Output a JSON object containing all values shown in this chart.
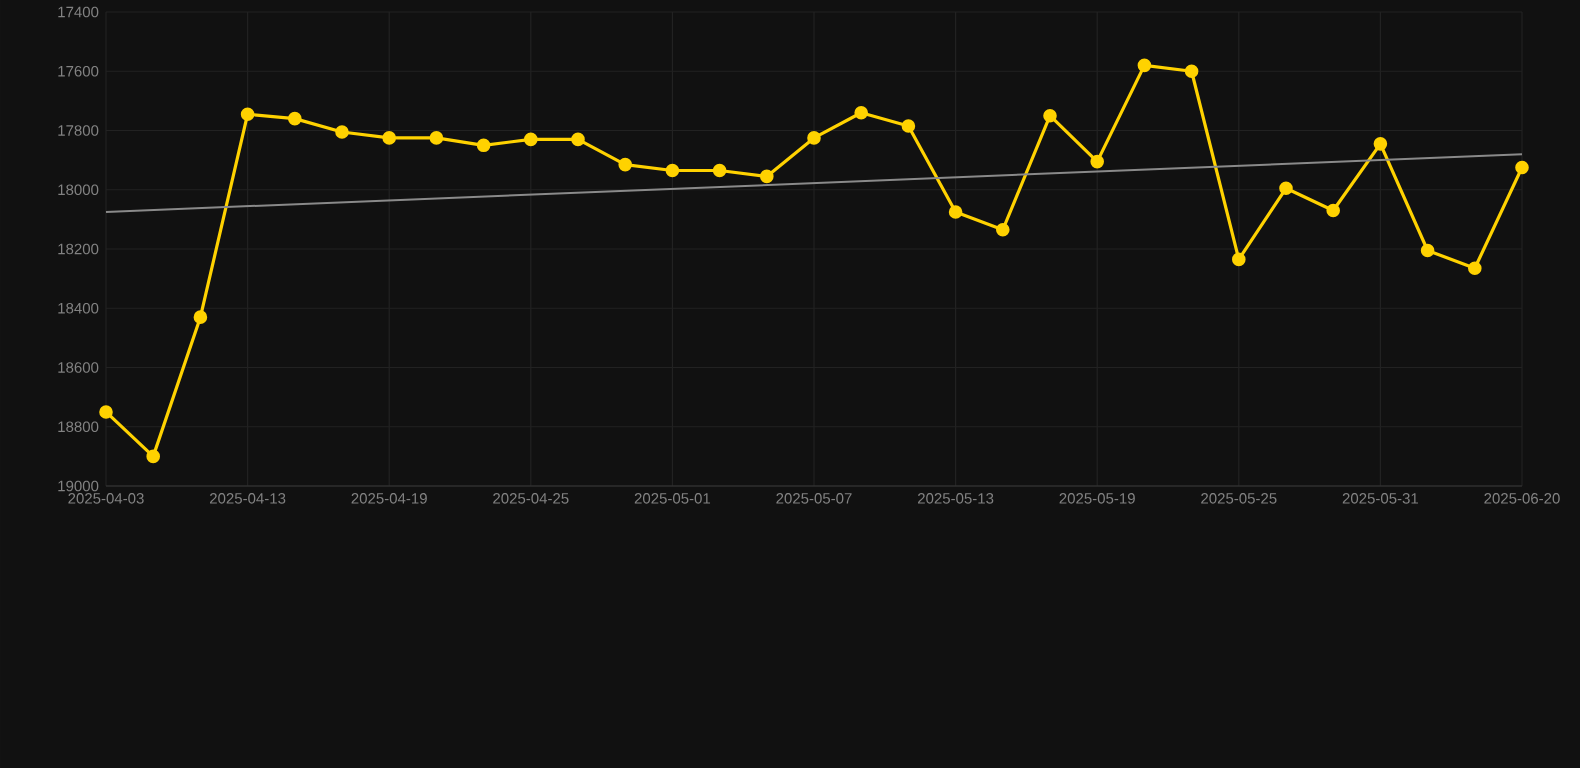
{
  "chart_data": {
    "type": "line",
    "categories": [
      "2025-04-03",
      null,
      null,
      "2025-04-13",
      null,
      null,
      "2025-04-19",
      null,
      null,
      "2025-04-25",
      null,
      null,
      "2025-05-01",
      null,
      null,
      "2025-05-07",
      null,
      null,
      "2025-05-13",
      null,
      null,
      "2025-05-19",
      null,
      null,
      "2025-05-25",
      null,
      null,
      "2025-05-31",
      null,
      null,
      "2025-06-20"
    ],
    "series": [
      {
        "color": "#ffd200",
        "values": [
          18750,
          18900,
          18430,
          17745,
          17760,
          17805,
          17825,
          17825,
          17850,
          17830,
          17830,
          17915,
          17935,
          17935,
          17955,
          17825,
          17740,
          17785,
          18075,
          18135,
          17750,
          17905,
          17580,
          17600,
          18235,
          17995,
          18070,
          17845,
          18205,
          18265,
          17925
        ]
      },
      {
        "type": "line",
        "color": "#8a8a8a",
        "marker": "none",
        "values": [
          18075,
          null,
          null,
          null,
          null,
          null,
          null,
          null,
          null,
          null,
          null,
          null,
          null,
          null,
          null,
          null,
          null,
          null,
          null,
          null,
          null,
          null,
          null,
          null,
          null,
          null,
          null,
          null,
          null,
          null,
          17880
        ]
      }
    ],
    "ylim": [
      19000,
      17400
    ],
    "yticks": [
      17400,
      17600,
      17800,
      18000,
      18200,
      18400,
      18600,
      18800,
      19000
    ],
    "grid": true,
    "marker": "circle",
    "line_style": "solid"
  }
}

· · · · · · ·

# TASK TO COMPLETE
Write out the listing above again, exactly, but with no pictures in the copy.

# EXERCISE SOLUTION
Output a JSON object containing all values shown in this chart.
{
  "chart_data": {
    "type": "line",
    "categories": [
      "2025-04-03",
      null,
      null,
      "2025-04-13",
      null,
      null,
      "2025-04-19",
      null,
      null,
      "2025-04-25",
      null,
      null,
      "2025-05-01",
      null,
      null,
      "2025-05-07",
      null,
      null,
      "2025-05-13",
      null,
      null,
      "2025-05-19",
      null,
      null,
      "2025-05-25",
      null,
      null,
      "2025-05-31",
      null,
      null,
      "2025-06-20"
    ],
    "series": [
      {
        "color": "#ffd200",
        "values": [
          18750,
          18900,
          18430,
          17745,
          17760,
          17805,
          17825,
          17825,
          17850,
          17830,
          17830,
          17915,
          17935,
          17935,
          17955,
          17825,
          17740,
          17785,
          18075,
          18135,
          17750,
          17905,
          17580,
          17600,
          18235,
          17995,
          18070,
          17845,
          18205,
          18265,
          17925
        ]
      },
      {
        "type": "line",
        "color": "#8a8a8a",
        "marker": "none",
        "values": [
          18075,
          null,
          null,
          null,
          null,
          null,
          null,
          null,
          null,
          null,
          null,
          null,
          null,
          null,
          null,
          null,
          null,
          null,
          null,
          null,
          null,
          null,
          null,
          null,
          null,
          null,
          null,
          null,
          null,
          null,
          17880
        ]
      }
    ],
    "ylim": [
      19000,
      17400
    ],
    "yticks": [
      17400,
      17600,
      17800,
      18000,
      18200,
      18400,
      18600,
      18800,
      19000
    ],
    "grid": true,
    "marker": "circle",
    "line_style": "solid"
  }
}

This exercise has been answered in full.